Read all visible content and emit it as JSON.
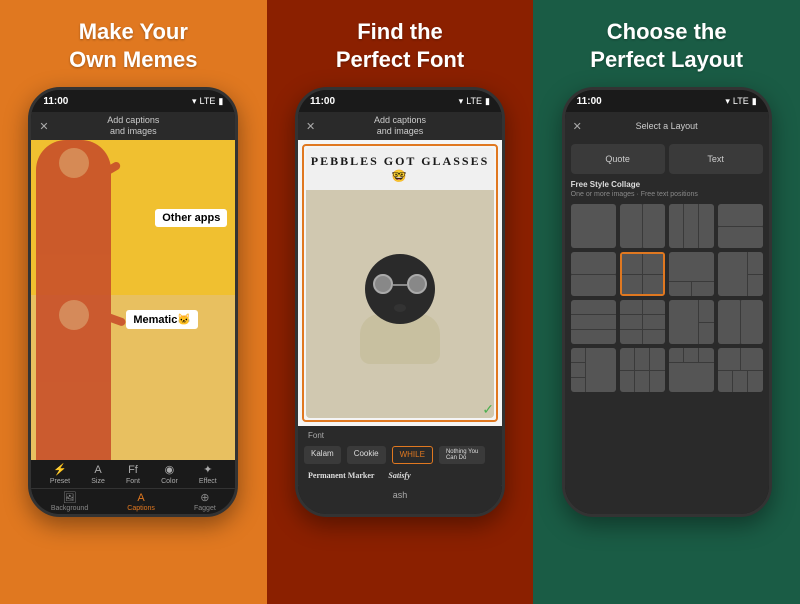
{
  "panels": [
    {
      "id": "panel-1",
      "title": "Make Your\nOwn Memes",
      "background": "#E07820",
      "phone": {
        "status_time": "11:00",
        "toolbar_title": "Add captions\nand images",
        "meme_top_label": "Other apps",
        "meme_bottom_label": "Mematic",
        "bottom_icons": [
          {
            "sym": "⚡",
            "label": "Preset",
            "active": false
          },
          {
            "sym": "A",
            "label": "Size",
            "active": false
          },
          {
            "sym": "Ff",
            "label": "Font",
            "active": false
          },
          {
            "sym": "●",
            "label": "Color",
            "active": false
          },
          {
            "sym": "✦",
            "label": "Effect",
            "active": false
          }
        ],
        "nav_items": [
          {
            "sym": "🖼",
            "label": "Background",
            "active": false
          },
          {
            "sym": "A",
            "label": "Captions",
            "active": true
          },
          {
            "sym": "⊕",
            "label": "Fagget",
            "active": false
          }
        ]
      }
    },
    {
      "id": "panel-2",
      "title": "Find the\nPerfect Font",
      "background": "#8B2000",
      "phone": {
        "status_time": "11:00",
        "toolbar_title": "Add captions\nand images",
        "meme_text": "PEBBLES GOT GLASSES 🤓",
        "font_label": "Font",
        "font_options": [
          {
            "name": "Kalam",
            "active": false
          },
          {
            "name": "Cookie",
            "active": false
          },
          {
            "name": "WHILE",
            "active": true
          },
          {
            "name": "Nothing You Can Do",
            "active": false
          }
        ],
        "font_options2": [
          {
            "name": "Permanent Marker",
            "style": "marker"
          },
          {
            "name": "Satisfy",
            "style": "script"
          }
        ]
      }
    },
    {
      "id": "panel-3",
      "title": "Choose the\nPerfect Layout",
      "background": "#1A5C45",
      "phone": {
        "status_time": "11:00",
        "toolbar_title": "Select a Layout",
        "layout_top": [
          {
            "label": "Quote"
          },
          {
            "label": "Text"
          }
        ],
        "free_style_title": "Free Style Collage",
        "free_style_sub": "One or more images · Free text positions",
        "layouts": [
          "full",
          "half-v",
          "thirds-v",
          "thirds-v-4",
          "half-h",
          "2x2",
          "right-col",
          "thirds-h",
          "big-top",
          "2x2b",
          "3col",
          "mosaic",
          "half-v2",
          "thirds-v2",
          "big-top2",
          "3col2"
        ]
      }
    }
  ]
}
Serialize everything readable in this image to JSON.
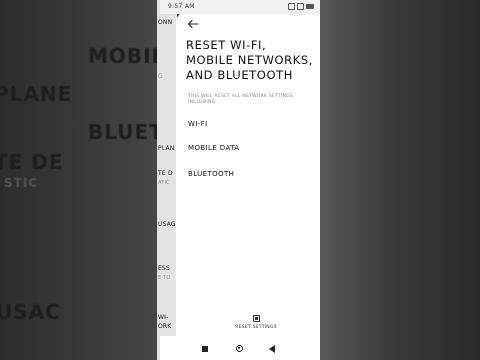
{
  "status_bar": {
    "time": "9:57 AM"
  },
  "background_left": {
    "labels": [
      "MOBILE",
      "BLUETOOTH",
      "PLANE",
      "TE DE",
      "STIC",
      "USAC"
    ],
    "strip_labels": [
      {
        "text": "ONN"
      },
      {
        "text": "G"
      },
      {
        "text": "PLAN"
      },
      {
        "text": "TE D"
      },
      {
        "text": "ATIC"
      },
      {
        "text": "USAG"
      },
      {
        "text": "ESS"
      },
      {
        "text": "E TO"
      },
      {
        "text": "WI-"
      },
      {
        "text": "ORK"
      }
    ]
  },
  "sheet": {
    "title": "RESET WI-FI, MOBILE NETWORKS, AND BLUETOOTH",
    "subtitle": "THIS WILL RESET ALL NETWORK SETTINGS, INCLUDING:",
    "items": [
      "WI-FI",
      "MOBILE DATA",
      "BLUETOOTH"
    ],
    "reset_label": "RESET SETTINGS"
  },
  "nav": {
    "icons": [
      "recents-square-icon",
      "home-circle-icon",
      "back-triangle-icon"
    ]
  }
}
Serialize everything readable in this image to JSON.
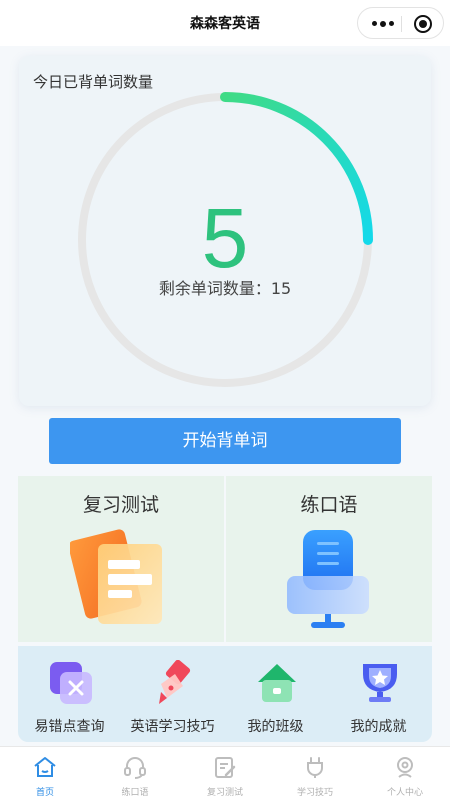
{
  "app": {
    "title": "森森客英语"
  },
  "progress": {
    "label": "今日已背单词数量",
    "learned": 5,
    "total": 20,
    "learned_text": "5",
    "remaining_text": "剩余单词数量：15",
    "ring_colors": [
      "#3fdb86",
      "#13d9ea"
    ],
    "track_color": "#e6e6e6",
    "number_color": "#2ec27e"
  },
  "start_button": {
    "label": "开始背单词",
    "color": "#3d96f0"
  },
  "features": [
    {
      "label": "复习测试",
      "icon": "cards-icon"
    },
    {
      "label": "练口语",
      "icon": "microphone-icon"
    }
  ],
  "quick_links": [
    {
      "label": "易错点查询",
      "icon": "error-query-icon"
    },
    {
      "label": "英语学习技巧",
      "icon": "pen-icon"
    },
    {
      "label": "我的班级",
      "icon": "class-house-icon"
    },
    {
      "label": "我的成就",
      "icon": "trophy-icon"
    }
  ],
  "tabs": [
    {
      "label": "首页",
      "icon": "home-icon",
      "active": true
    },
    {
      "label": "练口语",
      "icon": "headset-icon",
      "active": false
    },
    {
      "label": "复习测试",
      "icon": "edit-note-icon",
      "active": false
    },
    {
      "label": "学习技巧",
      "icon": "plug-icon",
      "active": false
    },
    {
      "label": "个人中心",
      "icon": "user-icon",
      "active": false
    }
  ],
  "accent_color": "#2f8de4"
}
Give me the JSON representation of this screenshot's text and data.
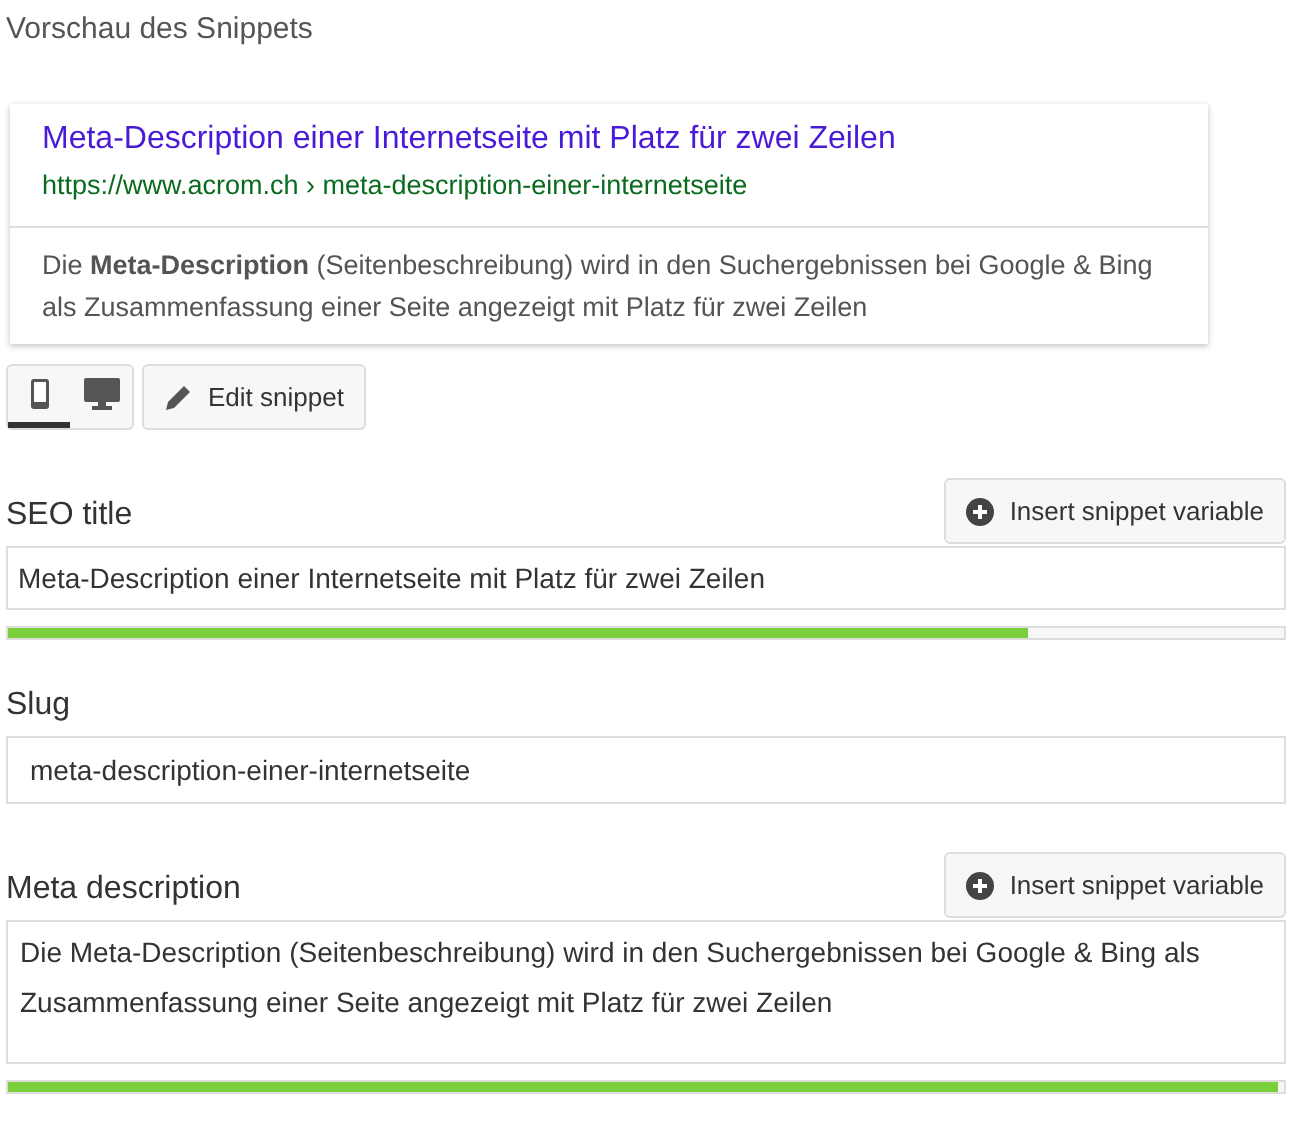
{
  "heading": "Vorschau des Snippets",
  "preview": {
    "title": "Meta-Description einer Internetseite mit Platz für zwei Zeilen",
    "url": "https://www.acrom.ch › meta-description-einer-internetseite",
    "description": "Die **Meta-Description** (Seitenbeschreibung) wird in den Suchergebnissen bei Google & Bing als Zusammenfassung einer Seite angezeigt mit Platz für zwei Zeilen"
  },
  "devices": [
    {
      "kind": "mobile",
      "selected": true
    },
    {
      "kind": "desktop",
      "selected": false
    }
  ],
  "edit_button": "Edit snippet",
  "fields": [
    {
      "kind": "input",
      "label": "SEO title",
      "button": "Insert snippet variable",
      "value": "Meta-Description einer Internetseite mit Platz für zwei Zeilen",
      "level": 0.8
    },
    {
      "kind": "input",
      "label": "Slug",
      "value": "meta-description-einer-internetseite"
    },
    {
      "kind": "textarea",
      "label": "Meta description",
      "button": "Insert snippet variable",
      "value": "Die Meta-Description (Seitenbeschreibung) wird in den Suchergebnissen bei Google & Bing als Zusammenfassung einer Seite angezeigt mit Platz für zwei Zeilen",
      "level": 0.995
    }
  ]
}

REQUIREMENT: Going through the entries above, report how many lines include the string "Free". The number alone is the answer.

RESPONSE TO THIS EXERCISE: 2